PASSAGE:
- Opening Delimiter -

Print version ISSN 0103-5053

J. Braz. Chem. Soc. vol.23 no.10 São Paulo Oct. 2012  Epub Oct 09, 2012

http://dx.doi.org/10.1590/S0103-50532012005000046 

Biosynthesis of two dihydropyrrole-polyketides from a marine-derived Penicillium citrinum

 

 

Stelamar RommingerI; Eli F. PimentaI; Eduardo S. NascimentoII; Antonio G. FerreiraII; Roberto G. S. BerlinckI,*

IInstituto de Química de São Carlos, Universidade de São Paulo, CP 780, 13560-970 São Carlos-SP, Brazil
IIDepartamento de Química, Universidade Federal de São Carlos, 13565-905 São Carlos-SP, Brazil

 

 


ABSTRACT

Feeding experiments with 13C-labeled precursors were performed in order to establish the biosynthesis of two N-acylated dihydropyrroles, (8E)-1-(2,3-dihydro-1H-pyrrol-1-yl)-2-methyldec8-ene-1,3-dione (1) and 1-(2,3-dihydro-1H-pyrrol-1-yl)-2-methyldecane-1,3-dione (2), isolated from the cultures of a marine-derived Penicillium citrinum. The biosynthesis of both, 1 and 2, involves the incorporation of acetate, methionine and ornithine.

Keywords: Penicillium citrinum, marine-derived fungus, mixed biosynthesis, dihydropyrrole


RESUMO

Experimentos de incorporação com precursores marcados com 13C foram realizados objetivando-se estabelecer a biossíntese de dois dihidropirróis N-acilados, (8E)-1-(2,3-dihidro1H-pirrol-1-il)-2-metildec-8-eno-1,3-diona (1) e 1-(2,3-dihidro-1H-pirrol-1-il)-2-metildecano1,3-diona (2), isolados de culturas de Penicillium citrinum de origem marinha. A biossíntese de ambos, 1 e 2, procede através da incorporação de acetato, metionina e ornitina.

- Closing Delimiter -

RECORDS:

- Opening Delimiter -

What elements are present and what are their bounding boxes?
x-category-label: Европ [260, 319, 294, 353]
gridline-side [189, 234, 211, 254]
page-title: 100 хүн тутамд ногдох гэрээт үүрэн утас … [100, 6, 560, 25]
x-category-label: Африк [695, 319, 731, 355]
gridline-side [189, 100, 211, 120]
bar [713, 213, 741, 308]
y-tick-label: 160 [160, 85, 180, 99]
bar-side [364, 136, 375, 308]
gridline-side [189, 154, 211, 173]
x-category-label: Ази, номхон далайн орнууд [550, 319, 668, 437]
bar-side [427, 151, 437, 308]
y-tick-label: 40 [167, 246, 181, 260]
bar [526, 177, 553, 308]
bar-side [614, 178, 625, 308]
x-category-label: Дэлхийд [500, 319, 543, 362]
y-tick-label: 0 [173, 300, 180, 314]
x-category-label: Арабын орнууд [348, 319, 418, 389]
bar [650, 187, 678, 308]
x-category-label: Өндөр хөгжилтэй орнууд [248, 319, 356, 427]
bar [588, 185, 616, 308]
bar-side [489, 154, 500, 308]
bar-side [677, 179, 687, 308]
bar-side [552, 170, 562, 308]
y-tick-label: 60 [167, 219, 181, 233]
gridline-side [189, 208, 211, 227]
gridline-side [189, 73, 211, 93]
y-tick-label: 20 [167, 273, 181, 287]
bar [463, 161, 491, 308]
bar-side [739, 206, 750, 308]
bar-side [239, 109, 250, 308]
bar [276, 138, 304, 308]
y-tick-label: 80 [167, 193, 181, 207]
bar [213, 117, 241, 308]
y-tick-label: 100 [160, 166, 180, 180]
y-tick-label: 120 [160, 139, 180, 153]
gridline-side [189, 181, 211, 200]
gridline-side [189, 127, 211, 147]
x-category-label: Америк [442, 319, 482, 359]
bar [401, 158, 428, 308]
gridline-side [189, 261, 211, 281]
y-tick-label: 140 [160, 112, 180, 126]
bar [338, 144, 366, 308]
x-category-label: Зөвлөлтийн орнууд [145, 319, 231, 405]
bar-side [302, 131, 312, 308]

- Closing Delimiter -

TASKS TO COMPLETE:
1: Print the passage of the dihydropyrrole biosynthesis article from "Experimentos de incorporação" to "metionina e ornitina.".
2: Carry on the article about dihydropyrrole biosynthesis in Penicillium citrinum from the point where it stops.

ANSWER LIST:
1:
Experimentos de incorporação com precursores marcados com 13C foram realizados objetivando-se estabelecer a biossíntese de dois dihidropirróis N-acilados, (8E)-1-(2,3-dihidro1H-pirrol-1-il)-2-metildec-8-eno-1,3-diona (1) e 1-(2,3-dihidro-1H-pirrol-1-il)-2-metildecano1,3-diona (2), isolados de culturas de Penicillium citrinum de origem marinha. A biossíntese de ambos, 1 e 2, procede através da incorporação de acetato, metionina e ornitina.

2:
Introduction

Pyrrole, dihydropyrrole (pyrroline) and tetrahydropyrrole (pyrrolidine) alkaloids constitute a unique class of secondary metabolites, which include several bioactive members such as the tropane alkaloids,1 tambjamines2-4 and prodigiosin,5 anatoxin-a,6 as well as 2-alkyl or 2,5-dialkyl-branched pyrrolidine and pyrroline ant chemical defenses.7 However, such alkaloids are extremely rare in fungi, the only examples found in literature8 include the dihydropyrrole-bearing peptide brevigellin isolated from Penicillium brevicompactum,9 the dihydropyrrole β-keto amides 1 and 2 also isolated from P. brevicompactum,10-12 the mildly antibiotic scalusamides A-C (3-5), which have been isolated from a marine-derived P. citrinum,13 as well as the tetrahydropyrrole-citrinin conjugate perinadine A, isolated from P. citrinum of marine origin.14

Compounds 1 and 2 display insecticidal, fungicidal activities and induce precocious metamorphosis in the milkweed bug Oncopeltus fasciatus (Insecta).12 We have recently isolated the same compounds 1 and 2 from a marine-derived P. citrinum,15 and became interested to establish the actual biosynthetic pathway leading to 1 and 2. This is because while pyrrole, dihydropyrrole or pyrrolidine alkaloids isolated from non-fungal sources are typically derived from proline,16,17 ornithine,1 or even from acetate,16 the biosynthesis of the above mentioned dihydropyrroles isolated from fungi have not yet been investigated. Particularly, we aimed to verify if the dihydropyrrole moiety in 1 and 2 is derived from proline or ornithine, and if the branched moiety is derived from propionate or from acetate plus methionine. To the best of our knowledge, this is the first report on the biosynthesis of fungal dihydropyrrole-bearing secondary metabolites.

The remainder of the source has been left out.